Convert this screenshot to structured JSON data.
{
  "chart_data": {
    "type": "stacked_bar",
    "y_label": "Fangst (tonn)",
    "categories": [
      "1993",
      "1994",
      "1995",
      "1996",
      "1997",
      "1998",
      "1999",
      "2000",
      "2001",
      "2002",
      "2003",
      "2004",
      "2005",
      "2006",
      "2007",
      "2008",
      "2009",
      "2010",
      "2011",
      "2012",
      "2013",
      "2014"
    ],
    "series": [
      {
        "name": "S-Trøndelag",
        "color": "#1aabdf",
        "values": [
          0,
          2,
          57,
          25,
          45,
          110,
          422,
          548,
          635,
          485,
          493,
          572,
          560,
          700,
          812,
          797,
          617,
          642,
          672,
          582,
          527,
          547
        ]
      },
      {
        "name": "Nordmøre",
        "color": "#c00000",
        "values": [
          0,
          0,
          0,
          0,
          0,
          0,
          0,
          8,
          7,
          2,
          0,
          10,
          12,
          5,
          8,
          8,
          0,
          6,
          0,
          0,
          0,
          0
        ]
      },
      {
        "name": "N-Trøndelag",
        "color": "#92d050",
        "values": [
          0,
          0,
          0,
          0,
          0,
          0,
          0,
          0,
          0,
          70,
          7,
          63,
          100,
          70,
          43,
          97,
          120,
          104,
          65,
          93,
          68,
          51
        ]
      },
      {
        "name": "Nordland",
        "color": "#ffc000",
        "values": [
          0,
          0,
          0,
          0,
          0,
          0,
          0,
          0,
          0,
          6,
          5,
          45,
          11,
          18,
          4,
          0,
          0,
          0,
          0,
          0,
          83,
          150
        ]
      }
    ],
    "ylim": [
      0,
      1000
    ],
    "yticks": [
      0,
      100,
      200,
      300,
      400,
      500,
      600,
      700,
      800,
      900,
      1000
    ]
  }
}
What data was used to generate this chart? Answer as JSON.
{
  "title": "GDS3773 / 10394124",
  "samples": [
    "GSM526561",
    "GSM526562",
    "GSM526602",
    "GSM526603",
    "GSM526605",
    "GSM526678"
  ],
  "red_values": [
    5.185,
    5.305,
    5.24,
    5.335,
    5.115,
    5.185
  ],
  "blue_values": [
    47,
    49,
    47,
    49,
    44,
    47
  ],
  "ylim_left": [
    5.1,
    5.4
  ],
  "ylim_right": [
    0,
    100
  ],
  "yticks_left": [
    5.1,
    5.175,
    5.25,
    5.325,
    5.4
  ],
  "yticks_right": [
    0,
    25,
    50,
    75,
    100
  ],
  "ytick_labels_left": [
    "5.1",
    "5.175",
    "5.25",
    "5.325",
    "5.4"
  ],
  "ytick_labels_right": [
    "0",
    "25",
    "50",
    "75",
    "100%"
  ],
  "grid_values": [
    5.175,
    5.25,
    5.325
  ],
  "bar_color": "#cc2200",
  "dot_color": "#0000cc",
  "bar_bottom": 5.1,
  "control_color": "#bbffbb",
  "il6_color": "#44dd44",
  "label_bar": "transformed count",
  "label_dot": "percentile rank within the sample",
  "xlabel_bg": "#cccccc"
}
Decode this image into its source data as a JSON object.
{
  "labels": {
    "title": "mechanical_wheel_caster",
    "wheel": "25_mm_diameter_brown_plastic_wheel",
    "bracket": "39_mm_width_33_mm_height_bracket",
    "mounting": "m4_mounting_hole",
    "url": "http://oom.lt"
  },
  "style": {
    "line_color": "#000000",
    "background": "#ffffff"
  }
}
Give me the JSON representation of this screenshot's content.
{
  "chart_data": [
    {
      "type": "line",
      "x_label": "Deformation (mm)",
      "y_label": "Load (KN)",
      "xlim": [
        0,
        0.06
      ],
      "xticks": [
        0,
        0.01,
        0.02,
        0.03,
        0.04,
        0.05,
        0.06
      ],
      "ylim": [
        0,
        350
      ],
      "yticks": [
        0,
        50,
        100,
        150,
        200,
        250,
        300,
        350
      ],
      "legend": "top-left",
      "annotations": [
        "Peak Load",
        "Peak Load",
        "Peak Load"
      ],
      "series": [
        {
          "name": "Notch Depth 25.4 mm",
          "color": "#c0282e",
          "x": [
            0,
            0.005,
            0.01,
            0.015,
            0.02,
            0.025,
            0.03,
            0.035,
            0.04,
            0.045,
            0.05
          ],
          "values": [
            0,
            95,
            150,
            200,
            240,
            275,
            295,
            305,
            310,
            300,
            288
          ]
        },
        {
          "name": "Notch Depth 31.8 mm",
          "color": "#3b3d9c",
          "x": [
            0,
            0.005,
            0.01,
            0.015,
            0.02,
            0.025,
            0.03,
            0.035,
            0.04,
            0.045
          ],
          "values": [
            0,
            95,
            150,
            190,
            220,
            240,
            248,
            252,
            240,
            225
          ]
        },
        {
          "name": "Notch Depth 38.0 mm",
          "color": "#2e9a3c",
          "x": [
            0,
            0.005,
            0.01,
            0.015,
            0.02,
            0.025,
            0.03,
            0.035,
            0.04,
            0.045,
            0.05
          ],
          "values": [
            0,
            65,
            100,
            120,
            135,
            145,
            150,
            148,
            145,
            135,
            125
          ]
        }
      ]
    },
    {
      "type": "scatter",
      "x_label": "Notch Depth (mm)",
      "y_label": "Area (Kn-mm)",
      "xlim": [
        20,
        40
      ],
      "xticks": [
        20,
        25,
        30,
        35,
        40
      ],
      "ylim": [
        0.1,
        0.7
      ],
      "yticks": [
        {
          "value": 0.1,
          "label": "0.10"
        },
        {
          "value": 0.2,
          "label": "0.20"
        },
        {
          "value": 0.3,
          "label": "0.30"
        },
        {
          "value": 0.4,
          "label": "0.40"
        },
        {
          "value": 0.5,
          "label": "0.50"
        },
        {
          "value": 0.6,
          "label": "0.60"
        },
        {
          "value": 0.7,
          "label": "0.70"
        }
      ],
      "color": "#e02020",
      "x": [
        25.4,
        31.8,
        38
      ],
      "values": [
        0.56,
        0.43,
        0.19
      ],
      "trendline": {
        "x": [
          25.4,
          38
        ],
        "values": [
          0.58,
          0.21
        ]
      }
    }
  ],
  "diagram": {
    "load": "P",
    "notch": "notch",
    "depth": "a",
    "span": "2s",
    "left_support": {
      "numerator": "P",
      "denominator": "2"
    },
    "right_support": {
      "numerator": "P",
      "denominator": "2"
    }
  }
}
__________
## Task prompt
Go through the entries and return each line where the word "JSON" appears.

## Solution to the exercise
Convert this screenshot to structured JSON data.
What data was used to generate this chart? Answer as JSON.
Decode this image into its source data as a JSON object.
Give me the JSON representation of this screenshot's content.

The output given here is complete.